Tarefa curta a =>
Cite literalmente o trecho da entrevista sobre negociação que começa nas palavras "1. O que é negociação?" e vai até as palavras "e William Ury).".

Trecho fornecido =>

● ● ● ● ● ● ●

Entrevista: José Augusto Wanderley

José Augusto Wanderley é consultor sênior do Grupo MVC em Negociação, Processo Decisório, Consultoria Interna e Empowering Communications. É, também, autor do livro Negociação Total: Encontrando Soluções, Vencendo Resistências, Obtendo Resultados. Em entrevista exclusiva à VendaMais, ele fala sobre as etapas e os erros da negociação, como posicionar-se diante de um não e a diferença entre as negociações emocional e racional. Confira:

1. O que é negociação?
Existem algumas definições do que é uma negociação. Vejamos algumas delas:

· Negociação é o uso da informação e do poder, a fim de influenciar o comportamento dentro de uma rede de influência. (Herb Cohen).

· Negociação é um meio básico de conseguir o que se quer de outros. É uma comunicação bidirecional, concebida para chegar a um acordo quando você e o outro lado têm alguns interesses comuns e outros opostos. (Roger Fisher e William Ury).

· Negociação é um processo de comunicação interativo que pode ocorrer quando queremos algo de outra pessoa ou quando outra pessoa quer algo de nós. (G.Richard Shell).

A definição que adoto é a seguinte: negociação é o processo de alcançar objetivos através de um acordo, nas situações em que existam interesses comuns, complementares, distintos e opostos, isto é, conflitos, divergências e antagonismos. Desenvolvi essa definição por explicitar alguns pontos que são fundamentais: 1) Objetivos. Formular o que é desejado com precisão é essencial. Os bons objetivos são desafiantes,, mas realizáveis, eles definem qual o nosso foco. Em uma negociação, quem espera pouco alcança pouco, mas também quem tudo quer, acaba sem nada, ou seja, em um impasse. 2) Processo. Toda negociação é um processo. O que se observa, na prática, é que as pessoas focam somente no assunto, mas esquecem do caminho. 3) Acordo. Existem outras formas de conseguir objetivos, como impor, por exemplo. Portanto, só há negociação quando se busca um acordo. 4) Os vários tipos de interesses. O que se constata é que normalmente as negociações são feitas como se só houvessem interesses opostos, não se identificando os interesses comuns. 5) Conflitos, divergências e antagonismos. Eles estão presentes em toda negociação. Podem gerar emoções não produtivas, como agressão, regressão, resignação e outras que fazem com que se perca o foco nos objetivos e se gaste a energia emocional em aspectos de menor importância.

2. Como começar uma negociação?

● ● ● ● ● ● ●

(Itens do conjunto de dados)
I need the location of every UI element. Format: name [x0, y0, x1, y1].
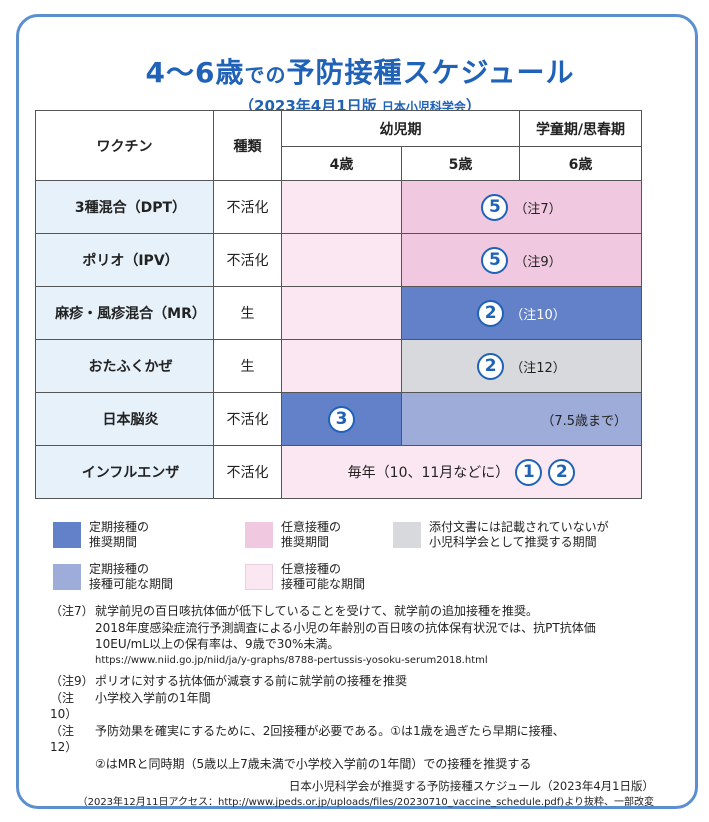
vaccine-name: おたふくかぜ	[35, 339, 214, 393]
dose-number: 5	[481, 193, 509, 221]
dose-number: 1	[515, 458, 543, 486]
footnote: （注7） 就学前児の百日咳抗体価が低下していることを受けて、就学前の追加接種を推奨…	[50, 604, 539, 618]
footnotes: （注7） 就学前児の百日咳抗体価が低下していることを受けて、就学前の追加接種を推奨…	[50, 603, 670, 811]
vaccine-type: 不活化	[213, 180, 282, 234]
period-cell: （7.5歳まで）	[401, 392, 642, 446]
header-toddler: 幼児期	[281, 110, 520, 147]
period-cell	[281, 339, 402, 393]
schedule-table: ワクチン 種類 幼児期 学童期/思春期 4歳 5歳 6歳 3種混合（DPT） 不…	[35, 110, 642, 499]
source-citation: 日本小児科学会が推奨する予防接種スケジュール（2023年4月1日版）	[288, 779, 654, 793]
period-cell: 5 （注7）	[401, 180, 642, 234]
table-row: おたふくかぜ 生 2 （注12）	[35, 339, 642, 393]
table-row: 日本脳炎 不活化 3 （7.5歳まで）	[35, 392, 642, 446]
footnote: （注9） ポリオに対する抗体価が減衰する前に就学前の接種を推奨	[50, 674, 408, 688]
schedule-text: 毎年（10、11月などに）	[347, 465, 510, 481]
period-cell: 毎年（10、11月などに） 1 2	[281, 445, 642, 499]
vaccine-name: 日本脳炎	[35, 392, 214, 446]
legend-item: 定期接種の 推奨期間	[53, 520, 249, 550]
vaccine-type: 生	[213, 286, 282, 340]
note-ref: （注12）	[510, 360, 566, 376]
table-row: ポリオ（IPV） 不活化 5 （注9）	[35, 233, 642, 287]
header-age4: 4歳	[281, 146, 402, 181]
note-ref: （注7）	[514, 201, 562, 217]
legend-item: 任意接種の 推奨期間	[245, 520, 441, 550]
header-vaccine: ワクチン	[35, 110, 214, 181]
access-note: （2023年12月11日アクセス：http://www.jpeds.or.jp/…	[77, 796, 654, 808]
dose-number: 2	[477, 352, 505, 380]
period-cell: 2 （注10）	[401, 286, 642, 340]
dose-number: 2	[548, 458, 576, 486]
note-ref: （7.5歳まで）	[541, 413, 627, 429]
note-ref: （注9）	[514, 254, 562, 270]
period-cell: 5 （注9）	[401, 233, 642, 287]
vaccine-type: 不活化	[213, 233, 282, 287]
table-row: 麻疹・風疹混合（MR） 生 2 （注10）	[35, 286, 642, 340]
period-cell: 2 （注12）	[401, 339, 642, 393]
vaccine-name: 3種混合（DPT）	[35, 180, 214, 234]
header-age5: 5歳	[401, 146, 520, 181]
vaccine-name: インフルエンザ	[35, 445, 214, 499]
legend-swatch	[53, 522, 81, 548]
dose-number: 5	[481, 246, 509, 274]
period-cell	[281, 233, 402, 287]
header-type: 種類	[213, 110, 282, 181]
header-school: 学童期/思春期	[519, 110, 642, 147]
table-row: インフルエンザ 不活化 毎年（10、11月などに） 1 2	[35, 445, 642, 499]
footnote: （注10） 小学校入学前の1年間	[50, 690, 211, 722]
legend-swatch	[245, 564, 273, 590]
vaccine-type: 生	[213, 339, 282, 393]
period-cell	[281, 286, 402, 340]
period-cell	[281, 180, 402, 234]
dose-number: 2	[477, 299, 505, 327]
note-ref: （注10）	[510, 307, 566, 323]
vaccine-name: 麻疹・風疹混合（MR）	[35, 286, 214, 340]
legend: 定期接種の 推奨期間 任意接種の 推奨期間 添付文書には記載されていないが 小児科学会…	[35, 520, 655, 600]
header-age6: 6歳	[519, 146, 642, 181]
legend-swatch	[245, 522, 273, 548]
dose-number: 3	[328, 405, 355, 433]
legend-item: 添付文書には記載されていないが 小児科学会として推奨する期間	[393, 520, 659, 550]
period-cell: 3	[281, 392, 402, 446]
page-title: 4〜6歳での予防接種スケジュール	[145, 56, 575, 89]
vaccine-name: ポリオ（IPV）	[35, 233, 214, 287]
legend-item: 定期接種の 接種可能な期間	[53, 562, 249, 592]
legend-swatch	[53, 564, 81, 590]
vaccine-type: 不活化	[213, 392, 282, 446]
legend-item: 任意接種の 接種可能な期間	[245, 562, 441, 592]
table-row: 3種混合（DPT） 不活化 5 （注7）	[35, 180, 642, 234]
reference-url: https://www.niid.go.jp/niid/ja/y-graphs/…	[95, 654, 488, 666]
footnote: （注12） 予防効果を確実にするために、2回接種が必要である。①は1歳を過ぎたら早…	[50, 723, 565, 755]
legend-swatch	[393, 522, 421, 548]
vaccine-type: 不活化	[213, 445, 282, 499]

● ● ● ● ● ● ●

Tarefa curta b =>
Reproduza sem alterações as linhas dos registros a partir da que contém "339, 214, 393]" até a que contém "465, 510, 481]", incluindo as duas.

Solução completa a =>
1. O que é negociação?
Existem algumas definições do que é uma negociação. Vejamos algumas delas:

· Negociação é o uso da informação e do poder, a fim de influenciar o comportamento dentro de uma rede de influência. (Herb Cohen).

· Negociação é um meio básico de conseguir o que se quer de outros. É uma comunicação bidirecional, concebida para chegar a um acordo quando você e o outro lado têm alguns interesses comuns e outros opostos. (Roger Fisher e William Ury).

Solução completa b =>
vaccine-name: おたふくかぜ	[35, 339, 214, 393]
dose-number: 5	[481, 193, 509, 221]
dose-number: 1	[515, 458, 543, 486]
footnote: （注7） 就学前児の百日咳抗体価が低下していることを受けて、就学前の追加接種を推奨…	[50, 604, 539, 618]
footnotes: （注7） 就学前児の百日咳抗体価が低下していることを受けて、就学前の追加接種を推奨…	[50, 603, 670, 811]
vaccine-type: 不活化	[213, 180, 282, 234]
period-cell: （7.5歳まで）	[401, 392, 642, 446]
header-toddler: 幼児期	[281, 110, 520, 147]
period-cell	[281, 339, 402, 393]
schedule-table: ワクチン 種類 幼児期 学童期/思春期 4歳 5歳 6歳 3種混合（DPT） 不…	[35, 110, 642, 499]
source-citation: 日本小児科学会が推奨する予防接種スケジュール（2023年4月1日版）	[288, 779, 654, 793]
period-cell: 5 （注7）	[401, 180, 642, 234]
table-row: おたふくかぜ 生 2 （注12）	[35, 339, 642, 393]
table-row: 日本脳炎 不活化 3 （7.5歳まで）	[35, 392, 642, 446]
footnote: （注9） ポリオに対する抗体価が減衰する前に就学前の接種を推奨	[50, 674, 408, 688]
schedule-text: 毎年（10、11月などに）	[347, 465, 510, 481]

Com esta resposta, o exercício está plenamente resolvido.